> **Listed records**:
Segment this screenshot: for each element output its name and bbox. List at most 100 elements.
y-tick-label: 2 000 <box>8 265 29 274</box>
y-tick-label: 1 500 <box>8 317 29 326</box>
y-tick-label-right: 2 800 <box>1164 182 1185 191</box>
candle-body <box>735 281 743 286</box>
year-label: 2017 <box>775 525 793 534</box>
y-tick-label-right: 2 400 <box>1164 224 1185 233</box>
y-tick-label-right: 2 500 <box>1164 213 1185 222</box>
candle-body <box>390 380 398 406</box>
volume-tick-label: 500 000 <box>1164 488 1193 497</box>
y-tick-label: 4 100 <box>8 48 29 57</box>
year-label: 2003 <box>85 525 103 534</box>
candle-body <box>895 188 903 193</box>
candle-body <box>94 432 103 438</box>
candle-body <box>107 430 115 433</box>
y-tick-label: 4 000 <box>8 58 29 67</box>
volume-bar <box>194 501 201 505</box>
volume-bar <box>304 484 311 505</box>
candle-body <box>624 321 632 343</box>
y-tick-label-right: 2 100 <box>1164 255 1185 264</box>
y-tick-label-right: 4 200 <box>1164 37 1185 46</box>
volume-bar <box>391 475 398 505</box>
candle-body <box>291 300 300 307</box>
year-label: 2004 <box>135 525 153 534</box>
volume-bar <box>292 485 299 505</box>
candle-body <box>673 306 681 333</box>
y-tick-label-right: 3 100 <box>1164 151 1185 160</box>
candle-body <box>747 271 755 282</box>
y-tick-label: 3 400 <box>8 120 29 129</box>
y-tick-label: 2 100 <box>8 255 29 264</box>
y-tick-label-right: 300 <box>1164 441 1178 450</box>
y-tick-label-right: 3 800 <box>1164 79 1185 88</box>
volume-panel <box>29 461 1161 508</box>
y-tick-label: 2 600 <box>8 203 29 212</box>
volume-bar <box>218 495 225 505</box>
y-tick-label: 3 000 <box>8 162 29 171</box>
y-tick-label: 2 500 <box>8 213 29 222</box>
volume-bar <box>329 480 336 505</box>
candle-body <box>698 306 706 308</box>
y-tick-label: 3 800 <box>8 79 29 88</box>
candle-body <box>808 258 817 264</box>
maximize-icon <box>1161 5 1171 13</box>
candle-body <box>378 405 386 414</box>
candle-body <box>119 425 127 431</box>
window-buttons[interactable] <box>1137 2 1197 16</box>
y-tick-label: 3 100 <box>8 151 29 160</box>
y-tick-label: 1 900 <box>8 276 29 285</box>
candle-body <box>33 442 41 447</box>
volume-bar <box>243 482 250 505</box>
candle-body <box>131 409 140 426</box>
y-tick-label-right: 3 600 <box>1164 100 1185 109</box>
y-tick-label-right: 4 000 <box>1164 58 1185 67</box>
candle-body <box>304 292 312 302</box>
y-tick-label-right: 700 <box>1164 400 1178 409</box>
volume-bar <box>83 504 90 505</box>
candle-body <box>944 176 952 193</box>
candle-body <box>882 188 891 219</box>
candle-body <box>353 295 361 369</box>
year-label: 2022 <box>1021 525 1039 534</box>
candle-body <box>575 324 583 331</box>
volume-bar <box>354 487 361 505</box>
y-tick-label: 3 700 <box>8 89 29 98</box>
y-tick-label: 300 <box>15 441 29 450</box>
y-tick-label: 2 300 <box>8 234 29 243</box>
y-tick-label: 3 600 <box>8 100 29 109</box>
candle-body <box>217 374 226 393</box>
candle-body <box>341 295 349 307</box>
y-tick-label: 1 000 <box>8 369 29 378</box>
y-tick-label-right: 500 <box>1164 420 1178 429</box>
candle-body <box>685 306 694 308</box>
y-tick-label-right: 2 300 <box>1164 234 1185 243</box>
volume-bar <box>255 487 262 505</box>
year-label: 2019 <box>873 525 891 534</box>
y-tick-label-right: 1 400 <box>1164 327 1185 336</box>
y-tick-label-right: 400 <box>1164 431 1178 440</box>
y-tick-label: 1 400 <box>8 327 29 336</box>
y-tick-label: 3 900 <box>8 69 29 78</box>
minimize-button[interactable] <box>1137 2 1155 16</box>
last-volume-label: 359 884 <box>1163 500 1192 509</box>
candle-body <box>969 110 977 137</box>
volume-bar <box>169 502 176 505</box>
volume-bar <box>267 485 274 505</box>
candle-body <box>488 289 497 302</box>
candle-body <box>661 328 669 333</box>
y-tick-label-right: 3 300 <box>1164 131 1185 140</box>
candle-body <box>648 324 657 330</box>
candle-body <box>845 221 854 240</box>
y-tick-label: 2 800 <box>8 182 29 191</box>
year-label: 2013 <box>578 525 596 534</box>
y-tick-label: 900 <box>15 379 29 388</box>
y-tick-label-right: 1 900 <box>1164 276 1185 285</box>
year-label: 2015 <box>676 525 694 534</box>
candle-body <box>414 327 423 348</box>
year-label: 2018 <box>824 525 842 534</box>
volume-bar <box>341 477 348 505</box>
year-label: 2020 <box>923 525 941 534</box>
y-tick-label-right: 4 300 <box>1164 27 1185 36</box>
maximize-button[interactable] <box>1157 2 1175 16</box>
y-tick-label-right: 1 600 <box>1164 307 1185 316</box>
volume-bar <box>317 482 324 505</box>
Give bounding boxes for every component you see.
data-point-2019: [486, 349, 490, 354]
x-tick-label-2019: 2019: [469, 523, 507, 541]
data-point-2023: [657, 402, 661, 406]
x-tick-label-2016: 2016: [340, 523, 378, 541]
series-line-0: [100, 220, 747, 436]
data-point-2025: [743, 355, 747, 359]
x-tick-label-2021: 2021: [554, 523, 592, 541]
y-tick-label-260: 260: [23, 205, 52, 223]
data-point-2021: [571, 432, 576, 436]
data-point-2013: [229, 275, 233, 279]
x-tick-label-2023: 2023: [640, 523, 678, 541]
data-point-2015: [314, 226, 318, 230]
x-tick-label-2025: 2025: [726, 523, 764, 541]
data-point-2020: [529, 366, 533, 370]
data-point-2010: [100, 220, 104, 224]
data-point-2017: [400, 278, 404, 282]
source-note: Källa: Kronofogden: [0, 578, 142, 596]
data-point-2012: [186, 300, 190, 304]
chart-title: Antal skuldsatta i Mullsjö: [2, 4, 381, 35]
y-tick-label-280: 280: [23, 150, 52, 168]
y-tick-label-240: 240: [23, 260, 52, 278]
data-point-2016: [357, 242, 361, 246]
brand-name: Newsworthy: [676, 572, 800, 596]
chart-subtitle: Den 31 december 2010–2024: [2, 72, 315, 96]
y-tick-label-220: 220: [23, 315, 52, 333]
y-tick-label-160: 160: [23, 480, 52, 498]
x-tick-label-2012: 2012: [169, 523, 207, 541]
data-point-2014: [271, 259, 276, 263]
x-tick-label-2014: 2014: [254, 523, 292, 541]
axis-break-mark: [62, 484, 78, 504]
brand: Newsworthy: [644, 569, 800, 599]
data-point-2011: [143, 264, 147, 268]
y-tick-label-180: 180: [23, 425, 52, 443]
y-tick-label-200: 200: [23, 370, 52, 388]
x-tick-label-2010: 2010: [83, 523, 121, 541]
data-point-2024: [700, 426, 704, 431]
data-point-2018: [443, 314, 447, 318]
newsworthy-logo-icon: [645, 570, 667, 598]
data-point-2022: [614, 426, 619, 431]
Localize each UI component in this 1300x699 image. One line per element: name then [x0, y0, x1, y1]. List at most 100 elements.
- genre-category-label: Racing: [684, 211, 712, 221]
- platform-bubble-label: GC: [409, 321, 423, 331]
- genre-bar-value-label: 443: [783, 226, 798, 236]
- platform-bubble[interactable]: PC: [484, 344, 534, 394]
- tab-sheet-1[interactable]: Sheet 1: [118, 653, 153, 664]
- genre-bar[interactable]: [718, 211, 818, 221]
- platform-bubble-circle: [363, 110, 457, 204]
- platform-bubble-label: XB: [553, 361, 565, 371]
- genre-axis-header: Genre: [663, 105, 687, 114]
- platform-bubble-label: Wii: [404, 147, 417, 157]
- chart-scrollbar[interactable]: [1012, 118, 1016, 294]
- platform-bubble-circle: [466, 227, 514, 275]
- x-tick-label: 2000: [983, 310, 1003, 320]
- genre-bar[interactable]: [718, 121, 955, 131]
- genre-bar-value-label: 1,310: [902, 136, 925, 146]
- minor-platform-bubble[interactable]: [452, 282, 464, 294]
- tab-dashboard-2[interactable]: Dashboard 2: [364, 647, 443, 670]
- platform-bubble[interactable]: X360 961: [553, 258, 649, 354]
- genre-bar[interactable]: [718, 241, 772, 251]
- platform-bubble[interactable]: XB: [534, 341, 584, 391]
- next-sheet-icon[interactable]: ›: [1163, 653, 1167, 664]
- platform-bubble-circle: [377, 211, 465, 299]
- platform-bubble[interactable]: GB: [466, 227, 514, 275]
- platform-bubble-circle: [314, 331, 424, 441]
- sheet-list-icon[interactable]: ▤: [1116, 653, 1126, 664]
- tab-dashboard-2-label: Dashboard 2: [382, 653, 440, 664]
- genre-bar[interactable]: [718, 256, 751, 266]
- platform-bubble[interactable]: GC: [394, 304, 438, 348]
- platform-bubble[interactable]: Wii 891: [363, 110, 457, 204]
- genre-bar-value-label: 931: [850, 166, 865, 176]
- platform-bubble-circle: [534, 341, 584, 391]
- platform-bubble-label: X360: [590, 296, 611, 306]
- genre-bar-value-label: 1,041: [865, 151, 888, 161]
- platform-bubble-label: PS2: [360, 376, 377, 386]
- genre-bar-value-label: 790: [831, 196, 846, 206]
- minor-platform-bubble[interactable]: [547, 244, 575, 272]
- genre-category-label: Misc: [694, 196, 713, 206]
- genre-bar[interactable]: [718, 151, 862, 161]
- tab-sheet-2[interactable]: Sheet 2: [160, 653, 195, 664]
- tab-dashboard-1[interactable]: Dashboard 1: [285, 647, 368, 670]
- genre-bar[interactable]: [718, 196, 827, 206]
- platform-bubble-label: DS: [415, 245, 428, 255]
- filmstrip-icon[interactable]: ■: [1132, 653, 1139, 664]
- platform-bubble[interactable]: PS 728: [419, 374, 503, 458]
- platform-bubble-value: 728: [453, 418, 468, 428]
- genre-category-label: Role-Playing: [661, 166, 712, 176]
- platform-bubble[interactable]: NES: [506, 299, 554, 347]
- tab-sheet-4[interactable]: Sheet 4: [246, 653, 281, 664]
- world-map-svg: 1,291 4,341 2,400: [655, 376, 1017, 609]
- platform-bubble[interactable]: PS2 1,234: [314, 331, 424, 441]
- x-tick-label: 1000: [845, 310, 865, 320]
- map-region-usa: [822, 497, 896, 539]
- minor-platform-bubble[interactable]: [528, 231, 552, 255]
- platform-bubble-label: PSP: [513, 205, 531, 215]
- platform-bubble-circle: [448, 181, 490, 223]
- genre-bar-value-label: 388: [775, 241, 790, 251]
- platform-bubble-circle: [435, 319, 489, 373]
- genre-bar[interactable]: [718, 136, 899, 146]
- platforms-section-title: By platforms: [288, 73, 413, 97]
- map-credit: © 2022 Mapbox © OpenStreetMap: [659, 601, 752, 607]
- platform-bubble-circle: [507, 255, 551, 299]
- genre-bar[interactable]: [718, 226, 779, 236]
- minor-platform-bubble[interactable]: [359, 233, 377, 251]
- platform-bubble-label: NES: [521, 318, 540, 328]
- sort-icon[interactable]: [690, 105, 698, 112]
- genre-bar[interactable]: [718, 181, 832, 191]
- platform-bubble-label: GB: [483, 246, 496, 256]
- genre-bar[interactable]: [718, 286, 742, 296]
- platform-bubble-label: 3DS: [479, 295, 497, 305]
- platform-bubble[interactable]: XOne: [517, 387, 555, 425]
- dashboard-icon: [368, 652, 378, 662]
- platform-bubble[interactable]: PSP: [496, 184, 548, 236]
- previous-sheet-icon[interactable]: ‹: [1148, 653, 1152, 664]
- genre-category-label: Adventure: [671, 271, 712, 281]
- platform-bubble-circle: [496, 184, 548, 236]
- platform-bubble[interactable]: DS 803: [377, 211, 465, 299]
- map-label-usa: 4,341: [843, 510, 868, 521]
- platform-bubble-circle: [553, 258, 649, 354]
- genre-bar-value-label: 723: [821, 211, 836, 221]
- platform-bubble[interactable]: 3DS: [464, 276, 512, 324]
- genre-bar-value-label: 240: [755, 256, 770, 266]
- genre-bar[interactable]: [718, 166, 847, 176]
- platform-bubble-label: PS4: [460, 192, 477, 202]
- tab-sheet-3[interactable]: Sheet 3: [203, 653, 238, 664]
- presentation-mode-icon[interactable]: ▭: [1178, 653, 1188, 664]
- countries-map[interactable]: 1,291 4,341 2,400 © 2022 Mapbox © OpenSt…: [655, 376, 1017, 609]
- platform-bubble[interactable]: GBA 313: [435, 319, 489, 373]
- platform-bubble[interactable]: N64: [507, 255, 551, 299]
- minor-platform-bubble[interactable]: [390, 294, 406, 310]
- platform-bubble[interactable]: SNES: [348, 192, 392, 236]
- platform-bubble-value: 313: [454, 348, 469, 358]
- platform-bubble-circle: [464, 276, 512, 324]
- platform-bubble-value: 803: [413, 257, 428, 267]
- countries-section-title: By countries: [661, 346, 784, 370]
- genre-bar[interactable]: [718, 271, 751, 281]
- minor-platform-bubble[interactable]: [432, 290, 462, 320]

> **Exercise details**:
Convert the lines from the start of the rows through the line containing "y-tick-label-right: 2 500", both included, into a Markdown table with the columns No. and Text, leaving out blank lines.

> **Response to the exercise**:
| No. | Text |
|---|---|
| 1 | Segment this screenshot: for each element output its name and bbox. List at most 100 elements. |
| 2 | y-tick-label: 2 000 <box>8 265 29 274</box> |
| 3 | y-tick-label: 1 500 <box>8 317 29 326</box> |
| 4 | y-tick-label-right: 2 800 <box>1164 182 1185 191</box> |
| 5 | candle-body <box>735 281 743 286</box> |
| 6 | year-label: 2017 <box>775 525 793 534</box> |
| 7 | y-tick-label-right: 2 400 <box>1164 224 1185 233</box> |
| 8 | y-tick-label-right: 2 500 <box>1164 213 1185 222</box> |